WHAT THIS TASK INVOLVES
All lines in the records below that hold "value" are to be shown.

Records excerpted from a collection:
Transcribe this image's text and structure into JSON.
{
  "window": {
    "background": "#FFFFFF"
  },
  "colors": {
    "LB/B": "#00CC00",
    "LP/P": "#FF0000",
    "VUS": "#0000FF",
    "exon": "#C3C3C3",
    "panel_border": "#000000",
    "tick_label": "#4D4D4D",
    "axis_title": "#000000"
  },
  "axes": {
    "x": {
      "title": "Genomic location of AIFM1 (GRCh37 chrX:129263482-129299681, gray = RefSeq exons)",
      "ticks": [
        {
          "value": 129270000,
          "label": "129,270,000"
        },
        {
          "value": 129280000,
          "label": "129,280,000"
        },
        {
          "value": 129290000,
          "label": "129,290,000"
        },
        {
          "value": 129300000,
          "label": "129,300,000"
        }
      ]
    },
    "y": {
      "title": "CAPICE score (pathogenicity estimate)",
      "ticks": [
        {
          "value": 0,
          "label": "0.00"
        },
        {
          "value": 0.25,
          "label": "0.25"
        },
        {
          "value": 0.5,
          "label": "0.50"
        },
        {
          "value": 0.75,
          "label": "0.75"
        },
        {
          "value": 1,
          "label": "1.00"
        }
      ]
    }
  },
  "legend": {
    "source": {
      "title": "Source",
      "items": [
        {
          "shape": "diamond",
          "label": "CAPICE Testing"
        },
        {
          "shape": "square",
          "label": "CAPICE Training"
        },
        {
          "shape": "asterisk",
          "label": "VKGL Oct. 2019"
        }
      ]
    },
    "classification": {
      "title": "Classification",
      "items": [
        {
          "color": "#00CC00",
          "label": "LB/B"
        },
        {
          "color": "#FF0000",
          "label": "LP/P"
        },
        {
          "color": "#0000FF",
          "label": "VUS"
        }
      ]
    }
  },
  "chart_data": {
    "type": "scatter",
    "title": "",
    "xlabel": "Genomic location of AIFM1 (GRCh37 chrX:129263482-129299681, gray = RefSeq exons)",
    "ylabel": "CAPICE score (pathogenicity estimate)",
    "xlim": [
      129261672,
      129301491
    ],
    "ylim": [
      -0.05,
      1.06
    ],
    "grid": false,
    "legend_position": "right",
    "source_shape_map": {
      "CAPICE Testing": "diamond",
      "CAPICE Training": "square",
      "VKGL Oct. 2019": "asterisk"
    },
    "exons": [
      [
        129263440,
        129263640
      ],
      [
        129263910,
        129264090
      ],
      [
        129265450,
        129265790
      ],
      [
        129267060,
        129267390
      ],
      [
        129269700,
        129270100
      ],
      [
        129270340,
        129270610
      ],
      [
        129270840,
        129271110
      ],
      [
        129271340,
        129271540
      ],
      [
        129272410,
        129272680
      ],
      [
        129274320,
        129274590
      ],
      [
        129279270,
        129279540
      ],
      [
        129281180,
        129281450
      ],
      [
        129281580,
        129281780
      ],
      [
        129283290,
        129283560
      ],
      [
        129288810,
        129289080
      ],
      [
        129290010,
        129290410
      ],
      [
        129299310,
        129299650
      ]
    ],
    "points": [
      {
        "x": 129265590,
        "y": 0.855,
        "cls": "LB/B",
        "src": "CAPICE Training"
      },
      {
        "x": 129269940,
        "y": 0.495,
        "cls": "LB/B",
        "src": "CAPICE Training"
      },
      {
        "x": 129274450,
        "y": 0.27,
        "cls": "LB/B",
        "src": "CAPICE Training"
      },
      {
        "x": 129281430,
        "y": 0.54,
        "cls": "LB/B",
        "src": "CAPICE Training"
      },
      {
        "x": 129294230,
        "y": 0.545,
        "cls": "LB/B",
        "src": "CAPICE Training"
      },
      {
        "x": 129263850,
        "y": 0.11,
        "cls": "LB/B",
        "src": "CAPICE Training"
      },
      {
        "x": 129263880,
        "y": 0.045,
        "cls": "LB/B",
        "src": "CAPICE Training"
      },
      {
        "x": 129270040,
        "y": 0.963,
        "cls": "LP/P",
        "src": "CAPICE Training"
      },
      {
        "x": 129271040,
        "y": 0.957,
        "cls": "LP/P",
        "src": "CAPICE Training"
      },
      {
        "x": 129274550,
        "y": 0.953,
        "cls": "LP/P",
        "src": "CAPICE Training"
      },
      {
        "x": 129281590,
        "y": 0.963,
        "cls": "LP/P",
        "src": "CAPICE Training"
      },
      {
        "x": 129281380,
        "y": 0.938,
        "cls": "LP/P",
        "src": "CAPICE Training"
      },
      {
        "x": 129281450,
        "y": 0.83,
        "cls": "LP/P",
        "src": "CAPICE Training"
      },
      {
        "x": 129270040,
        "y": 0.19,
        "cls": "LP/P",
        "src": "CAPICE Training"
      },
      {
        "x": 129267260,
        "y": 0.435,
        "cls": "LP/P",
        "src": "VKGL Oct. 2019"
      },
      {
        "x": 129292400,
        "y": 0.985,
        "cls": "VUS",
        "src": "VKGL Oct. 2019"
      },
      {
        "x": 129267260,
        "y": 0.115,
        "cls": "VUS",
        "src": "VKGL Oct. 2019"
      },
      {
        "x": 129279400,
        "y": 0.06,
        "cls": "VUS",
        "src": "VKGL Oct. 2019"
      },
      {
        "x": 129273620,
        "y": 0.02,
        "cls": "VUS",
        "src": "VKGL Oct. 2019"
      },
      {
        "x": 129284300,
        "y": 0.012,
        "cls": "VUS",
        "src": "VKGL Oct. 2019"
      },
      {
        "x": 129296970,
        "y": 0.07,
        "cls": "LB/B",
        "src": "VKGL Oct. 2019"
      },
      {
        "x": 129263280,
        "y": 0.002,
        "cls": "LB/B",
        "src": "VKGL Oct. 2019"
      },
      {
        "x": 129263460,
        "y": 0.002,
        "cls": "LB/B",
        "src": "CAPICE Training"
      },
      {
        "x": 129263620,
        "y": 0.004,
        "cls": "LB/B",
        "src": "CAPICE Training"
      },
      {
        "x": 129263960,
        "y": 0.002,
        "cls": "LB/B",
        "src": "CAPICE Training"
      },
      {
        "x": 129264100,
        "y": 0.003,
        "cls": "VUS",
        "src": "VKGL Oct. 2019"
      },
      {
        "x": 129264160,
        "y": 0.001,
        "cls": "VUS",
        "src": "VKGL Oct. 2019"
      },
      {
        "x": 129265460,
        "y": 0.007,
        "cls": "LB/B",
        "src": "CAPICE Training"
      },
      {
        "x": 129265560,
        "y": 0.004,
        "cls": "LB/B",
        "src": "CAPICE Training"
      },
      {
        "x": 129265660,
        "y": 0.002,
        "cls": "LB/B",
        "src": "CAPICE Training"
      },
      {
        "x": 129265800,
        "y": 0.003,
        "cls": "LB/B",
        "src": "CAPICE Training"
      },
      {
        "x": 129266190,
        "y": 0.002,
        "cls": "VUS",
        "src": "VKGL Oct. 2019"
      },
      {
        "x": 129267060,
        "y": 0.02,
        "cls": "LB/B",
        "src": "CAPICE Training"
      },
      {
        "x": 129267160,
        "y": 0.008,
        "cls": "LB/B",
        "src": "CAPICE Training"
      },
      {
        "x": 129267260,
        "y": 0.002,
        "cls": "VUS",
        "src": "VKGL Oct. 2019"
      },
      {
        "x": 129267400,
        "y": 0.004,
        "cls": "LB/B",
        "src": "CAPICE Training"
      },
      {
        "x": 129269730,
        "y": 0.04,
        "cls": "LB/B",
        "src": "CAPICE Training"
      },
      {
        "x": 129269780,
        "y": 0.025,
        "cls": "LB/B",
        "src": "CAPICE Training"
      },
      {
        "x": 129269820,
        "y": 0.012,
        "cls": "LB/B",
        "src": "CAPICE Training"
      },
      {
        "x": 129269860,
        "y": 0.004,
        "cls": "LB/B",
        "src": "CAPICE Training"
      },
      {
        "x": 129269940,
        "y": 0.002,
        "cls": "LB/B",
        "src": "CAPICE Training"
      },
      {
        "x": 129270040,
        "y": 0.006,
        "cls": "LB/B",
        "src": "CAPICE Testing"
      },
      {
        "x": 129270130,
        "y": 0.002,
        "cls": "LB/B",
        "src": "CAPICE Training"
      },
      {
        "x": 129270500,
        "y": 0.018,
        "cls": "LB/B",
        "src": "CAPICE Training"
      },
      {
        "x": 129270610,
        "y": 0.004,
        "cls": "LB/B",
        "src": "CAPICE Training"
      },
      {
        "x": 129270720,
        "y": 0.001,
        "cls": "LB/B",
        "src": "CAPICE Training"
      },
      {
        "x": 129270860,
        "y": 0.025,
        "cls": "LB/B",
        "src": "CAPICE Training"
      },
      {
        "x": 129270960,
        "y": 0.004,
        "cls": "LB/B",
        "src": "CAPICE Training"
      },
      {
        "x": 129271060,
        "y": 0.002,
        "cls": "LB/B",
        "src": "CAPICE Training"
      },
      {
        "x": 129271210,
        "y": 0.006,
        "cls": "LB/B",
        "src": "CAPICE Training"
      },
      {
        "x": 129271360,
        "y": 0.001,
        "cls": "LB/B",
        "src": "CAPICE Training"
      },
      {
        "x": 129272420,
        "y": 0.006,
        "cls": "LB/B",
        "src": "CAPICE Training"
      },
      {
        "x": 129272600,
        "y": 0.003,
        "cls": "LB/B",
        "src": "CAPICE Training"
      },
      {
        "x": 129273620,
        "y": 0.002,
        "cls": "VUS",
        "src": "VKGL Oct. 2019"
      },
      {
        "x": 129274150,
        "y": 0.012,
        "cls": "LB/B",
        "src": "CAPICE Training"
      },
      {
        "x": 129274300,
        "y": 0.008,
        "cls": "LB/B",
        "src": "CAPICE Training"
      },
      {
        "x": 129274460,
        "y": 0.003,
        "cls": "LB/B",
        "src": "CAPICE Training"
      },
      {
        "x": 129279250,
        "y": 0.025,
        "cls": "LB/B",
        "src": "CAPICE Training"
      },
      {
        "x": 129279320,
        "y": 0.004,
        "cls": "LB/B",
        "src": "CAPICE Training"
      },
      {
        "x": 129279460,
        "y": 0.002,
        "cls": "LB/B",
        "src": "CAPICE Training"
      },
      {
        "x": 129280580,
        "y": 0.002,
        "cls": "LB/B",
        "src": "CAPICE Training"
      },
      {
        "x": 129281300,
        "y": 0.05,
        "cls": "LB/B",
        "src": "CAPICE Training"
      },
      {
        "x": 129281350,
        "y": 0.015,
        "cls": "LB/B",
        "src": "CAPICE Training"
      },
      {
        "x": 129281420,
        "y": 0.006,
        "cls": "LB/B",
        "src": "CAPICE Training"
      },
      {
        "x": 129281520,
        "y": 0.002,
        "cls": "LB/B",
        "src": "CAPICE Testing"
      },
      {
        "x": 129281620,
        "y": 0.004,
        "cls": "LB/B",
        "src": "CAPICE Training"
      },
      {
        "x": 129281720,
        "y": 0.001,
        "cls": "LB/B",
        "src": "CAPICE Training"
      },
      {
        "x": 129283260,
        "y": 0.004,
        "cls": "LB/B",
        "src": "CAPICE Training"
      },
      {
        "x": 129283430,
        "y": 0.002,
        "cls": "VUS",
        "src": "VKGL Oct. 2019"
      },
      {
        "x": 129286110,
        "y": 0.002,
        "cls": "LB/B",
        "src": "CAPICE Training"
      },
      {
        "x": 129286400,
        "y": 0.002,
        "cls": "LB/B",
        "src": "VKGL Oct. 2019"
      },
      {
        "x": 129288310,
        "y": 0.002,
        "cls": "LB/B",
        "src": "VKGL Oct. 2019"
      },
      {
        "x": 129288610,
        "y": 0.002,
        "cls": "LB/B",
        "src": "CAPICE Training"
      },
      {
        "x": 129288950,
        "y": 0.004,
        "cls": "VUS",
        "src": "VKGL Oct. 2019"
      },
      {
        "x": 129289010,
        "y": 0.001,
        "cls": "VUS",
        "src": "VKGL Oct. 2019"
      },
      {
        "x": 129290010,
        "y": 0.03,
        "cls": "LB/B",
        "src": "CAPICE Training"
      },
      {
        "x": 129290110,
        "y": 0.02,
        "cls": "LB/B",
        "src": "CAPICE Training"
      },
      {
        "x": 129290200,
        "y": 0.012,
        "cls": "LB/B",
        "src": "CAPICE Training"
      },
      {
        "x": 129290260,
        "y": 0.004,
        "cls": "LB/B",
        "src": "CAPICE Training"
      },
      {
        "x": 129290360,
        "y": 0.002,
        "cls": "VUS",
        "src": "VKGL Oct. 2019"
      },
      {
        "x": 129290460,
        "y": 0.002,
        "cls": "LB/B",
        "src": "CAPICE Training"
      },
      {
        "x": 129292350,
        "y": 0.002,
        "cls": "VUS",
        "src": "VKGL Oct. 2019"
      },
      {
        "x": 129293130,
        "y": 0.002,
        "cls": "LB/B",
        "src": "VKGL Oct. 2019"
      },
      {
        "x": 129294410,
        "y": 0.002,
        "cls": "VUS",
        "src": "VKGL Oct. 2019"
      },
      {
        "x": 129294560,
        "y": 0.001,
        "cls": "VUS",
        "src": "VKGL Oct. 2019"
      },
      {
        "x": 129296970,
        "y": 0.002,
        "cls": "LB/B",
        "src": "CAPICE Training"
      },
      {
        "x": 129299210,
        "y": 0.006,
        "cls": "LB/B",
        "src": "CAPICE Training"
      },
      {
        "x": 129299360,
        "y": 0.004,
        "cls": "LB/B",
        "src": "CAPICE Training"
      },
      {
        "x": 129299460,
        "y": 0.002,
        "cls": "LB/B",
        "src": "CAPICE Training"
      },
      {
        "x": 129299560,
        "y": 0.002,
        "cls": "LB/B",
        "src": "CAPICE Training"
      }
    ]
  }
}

TASK RESULT
          "value": 129270000,
          "value": 129280000,
          "value": 129290000,
          "value": 129300000,
          "value": 0,
          "value": 0.25,
          "value": 0.5,
          "value": 0.75,
          "value": 1,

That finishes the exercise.